[Collected data entries]
-=-=-
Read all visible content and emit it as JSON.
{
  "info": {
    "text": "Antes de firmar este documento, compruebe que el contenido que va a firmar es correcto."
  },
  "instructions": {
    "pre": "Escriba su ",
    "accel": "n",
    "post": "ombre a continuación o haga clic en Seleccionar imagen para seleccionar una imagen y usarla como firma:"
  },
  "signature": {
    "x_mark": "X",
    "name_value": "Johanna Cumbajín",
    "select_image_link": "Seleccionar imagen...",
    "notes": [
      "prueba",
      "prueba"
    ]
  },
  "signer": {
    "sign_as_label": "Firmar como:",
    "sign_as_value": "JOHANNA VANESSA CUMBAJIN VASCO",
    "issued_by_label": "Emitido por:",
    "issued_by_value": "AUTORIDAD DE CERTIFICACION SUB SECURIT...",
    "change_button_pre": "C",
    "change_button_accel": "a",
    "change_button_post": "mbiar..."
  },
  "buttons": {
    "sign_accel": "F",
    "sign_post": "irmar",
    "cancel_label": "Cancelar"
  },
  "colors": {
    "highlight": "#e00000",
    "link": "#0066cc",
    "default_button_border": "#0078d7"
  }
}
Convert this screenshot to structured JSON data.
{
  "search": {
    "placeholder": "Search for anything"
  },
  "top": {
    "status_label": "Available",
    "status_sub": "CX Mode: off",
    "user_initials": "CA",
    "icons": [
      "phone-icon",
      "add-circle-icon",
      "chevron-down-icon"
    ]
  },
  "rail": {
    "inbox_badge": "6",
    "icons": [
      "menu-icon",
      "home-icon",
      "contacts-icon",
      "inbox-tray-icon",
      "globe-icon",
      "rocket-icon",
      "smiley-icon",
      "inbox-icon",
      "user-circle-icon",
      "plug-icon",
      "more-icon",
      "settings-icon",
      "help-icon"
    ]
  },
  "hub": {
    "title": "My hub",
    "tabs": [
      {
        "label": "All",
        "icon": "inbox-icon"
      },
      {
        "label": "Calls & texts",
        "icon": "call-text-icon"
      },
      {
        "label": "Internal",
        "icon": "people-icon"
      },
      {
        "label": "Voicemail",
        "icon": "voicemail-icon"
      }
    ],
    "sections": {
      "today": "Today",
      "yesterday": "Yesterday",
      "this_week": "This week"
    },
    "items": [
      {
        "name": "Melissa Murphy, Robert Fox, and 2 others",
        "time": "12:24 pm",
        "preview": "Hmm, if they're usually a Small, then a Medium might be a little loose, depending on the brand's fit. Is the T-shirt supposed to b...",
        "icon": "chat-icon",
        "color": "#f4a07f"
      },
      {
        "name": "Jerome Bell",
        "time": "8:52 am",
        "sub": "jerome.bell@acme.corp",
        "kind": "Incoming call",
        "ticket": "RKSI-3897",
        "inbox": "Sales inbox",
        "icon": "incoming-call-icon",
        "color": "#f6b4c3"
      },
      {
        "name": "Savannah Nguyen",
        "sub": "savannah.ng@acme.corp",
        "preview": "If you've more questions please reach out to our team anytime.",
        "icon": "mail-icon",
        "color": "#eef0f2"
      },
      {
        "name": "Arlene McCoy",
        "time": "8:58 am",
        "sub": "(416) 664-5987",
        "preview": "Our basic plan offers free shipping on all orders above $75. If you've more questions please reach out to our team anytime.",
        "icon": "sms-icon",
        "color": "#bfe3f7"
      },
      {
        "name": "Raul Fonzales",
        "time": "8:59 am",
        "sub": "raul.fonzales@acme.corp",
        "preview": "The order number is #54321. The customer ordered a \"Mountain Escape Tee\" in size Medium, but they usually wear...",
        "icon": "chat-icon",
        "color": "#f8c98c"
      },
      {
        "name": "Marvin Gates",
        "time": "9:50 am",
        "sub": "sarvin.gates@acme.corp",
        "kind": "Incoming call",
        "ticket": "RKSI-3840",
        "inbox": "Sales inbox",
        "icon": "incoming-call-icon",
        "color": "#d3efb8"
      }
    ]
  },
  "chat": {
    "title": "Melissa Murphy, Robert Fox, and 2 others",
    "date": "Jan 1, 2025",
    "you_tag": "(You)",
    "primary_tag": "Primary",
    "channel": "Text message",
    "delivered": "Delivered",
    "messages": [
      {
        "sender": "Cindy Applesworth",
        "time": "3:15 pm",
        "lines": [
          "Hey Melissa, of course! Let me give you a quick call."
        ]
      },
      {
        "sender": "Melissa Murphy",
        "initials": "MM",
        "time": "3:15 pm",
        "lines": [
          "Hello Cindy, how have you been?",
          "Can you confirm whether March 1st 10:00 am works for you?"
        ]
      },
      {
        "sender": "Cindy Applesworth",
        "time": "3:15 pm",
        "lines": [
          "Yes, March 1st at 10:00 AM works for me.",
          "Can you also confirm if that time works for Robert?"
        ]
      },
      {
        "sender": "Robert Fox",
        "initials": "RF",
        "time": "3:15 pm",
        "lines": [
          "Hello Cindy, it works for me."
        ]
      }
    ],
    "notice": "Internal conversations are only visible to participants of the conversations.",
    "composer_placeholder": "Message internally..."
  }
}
-=-=-
§ **Instruction**
Nothing should be left out: return all of the records exactly.

§ **Complete output**
Read all visible content and emit it as JSON.
{
  "info": {
    "text": "Antes de firmar este documento, compruebe que el contenido que va a firmar es correcto."
  },
  "instructions": {
    "pre": "Escriba su ",
    "accel": "n",
    "post": "ombre a continuación o haga clic en Seleccionar imagen para seleccionar una imagen y usarla como firma:"
  },
  "signature": {
    "x_mark": "X",
    "name_value": "Johanna Cumbajín",
    "select_image_link": "Seleccionar imagen...",
    "notes": [
      "prueba",
      "prueba"
    ]
  },
  "signer": {
    "sign_as_label": "Firmar como:",
    "sign_as_value": "JOHANNA VANESSA CUMBAJIN VASCO",
    "issued_by_label": "Emitido por:",
    "issued_by_value": "AUTORIDAD DE CERTIFICACION SUB SECURIT...",
    "change_button_pre": "C",
    "change_button_accel": "a",
    "change_button_post": "mbiar..."
  },
  "buttons": {
    "sign_accel": "F",
    "sign_post": "irmar",
    "cancel_label": "Cancelar"
  },
  "colors": {
    "highlight": "#e00000",
    "link": "#0066cc",
    "default_button_border": "#0078d7"
  }
}
Convert this screenshot to structured JSON data.
{
  "search": {
    "placeholder": "Search for anything"
  },
  "top": {
    "status_label": "Available",
    "status_sub": "CX Mode: off",
    "user_initials": "CA",
    "icons": [
      "phone-icon",
      "add-circle-icon",
      "chevron-down-icon"
    ]
  },
  "rail": {
    "inbox_badge": "6",
    "icons": [
      "menu-icon",
      "home-icon",
      "contacts-icon",
      "inbox-tray-icon",
      "globe-icon",
      "rocket-icon",
      "smiley-icon",
      "inbox-icon",
      "user-circle-icon",
      "plug-icon",
      "more-icon",
      "settings-icon",
      "help-icon"
    ]
  },
  "hub": {
    "title": "My hub",
    "tabs": [
      {
        "label": "All",
        "icon": "inbox-icon"
      },
      {
        "label": "Calls & texts",
        "icon": "call-text-icon"
      },
      {
        "label": "Internal",
        "icon": "people-icon"
      },
      {
        "label": "Voicemail",
        "icon": "voicemail-icon"
      }
    ],
    "sections": {
      "today": "Today",
      "yesterday": "Yesterday",
      "this_week": "This week"
    },
    "items": [
      {
        "name": "Melissa Murphy, Robert Fox, and 2 others",
        "time": "12:24 pm",
        "preview": "Hmm, if they're usually a Small, then a Medium might be a little loose, depending on the brand's fit. Is the T-shirt supposed to b...",
        "icon": "chat-icon",
        "color": "#f4a07f"
      },
      {
        "name": "Jerome Bell",
        "time": "8:52 am",
        "sub": "jerome.bell@acme.corp",
        "kind": "Incoming call",
        "ticket": "RKSI-3897",
        "inbox": "Sales inbox",
        "icon": "incoming-call-icon",
        "color": "#f6b4c3"
      },
      {
        "name": "Savannah Nguyen",
        "sub": "savannah.ng@acme.corp",
        "preview": "If you've more questions please reach out to our team anytime.",
        "icon": "mail-icon",
        "color": "#eef0f2"
      },
      {
        "name": "Arlene McCoy",
        "time": "8:58 am",
        "sub": "(416) 664-5987",
        "preview": "Our basic plan offers free shipping on all orders above $75. If you've more questions please reach out to our team anytime.",
        "icon": "sms-icon",
        "color": "#bfe3f7"
      },
      {
        "name": "Raul Fonzales",
        "time": "8:59 am",
        "sub": "raul.fonzales@acme.corp",
        "preview": "The order number is #54321. The customer ordered a \"Mountain Escape Tee\" in size Medium, but they usually wear...",
        "icon": "chat-icon",
        "color": "#f8c98c"
      },
      {
        "name": "Marvin Gates",
        "time": "9:50 am",
        "sub": "sarvin.gates@acme.corp",
        "kind": "Incoming call",
        "ticket": "RKSI-3840",
        "inbox": "Sales inbox",
        "icon": "incoming-call-icon",
        "color": "#d3efb8"
      }
    ]
  },
  "chat": {
    "title": "Melissa Murphy, Robert Fox, and 2 others",
    "date": "Jan 1, 2025",
    "you_tag": "(You)",
    "primary_tag": "Primary",
    "channel": "Text message",
    "delivered": "Delivered",
    "messages": [
      {
        "sender": "Cindy Applesworth",
        "time": "3:15 pm",
        "lines": [
          "Hey Melissa, of course! Let me give you a quick call."
        ]
      },
      {
        "sender": "Melissa Murphy",
        "initials": "MM",
        "time": "3:15 pm",
        "lines": [
          "Hello Cindy, how have you been?",
          "Can you confirm whether March 1st 10:00 am works for you?"
        ]
      },
      {
        "sender": "Cindy Applesworth",
        "time": "3:15 pm",
        "lines": [
          "Yes, March 1st at 10:00 AM works for me.",
          "Can you also confirm if that time works for Robert?"
        ]
      },
      {
        "sender": "Robert Fox",
        "initials": "RF",
        "time": "3:15 pm",
        "lines": [
          "Hello Cindy, it works for me."
        ]
      }
    ],
    "notice": "Internal conversations are only visible to participants of the conversations.",
    "composer_placeholder": "Message internally..."
  }
}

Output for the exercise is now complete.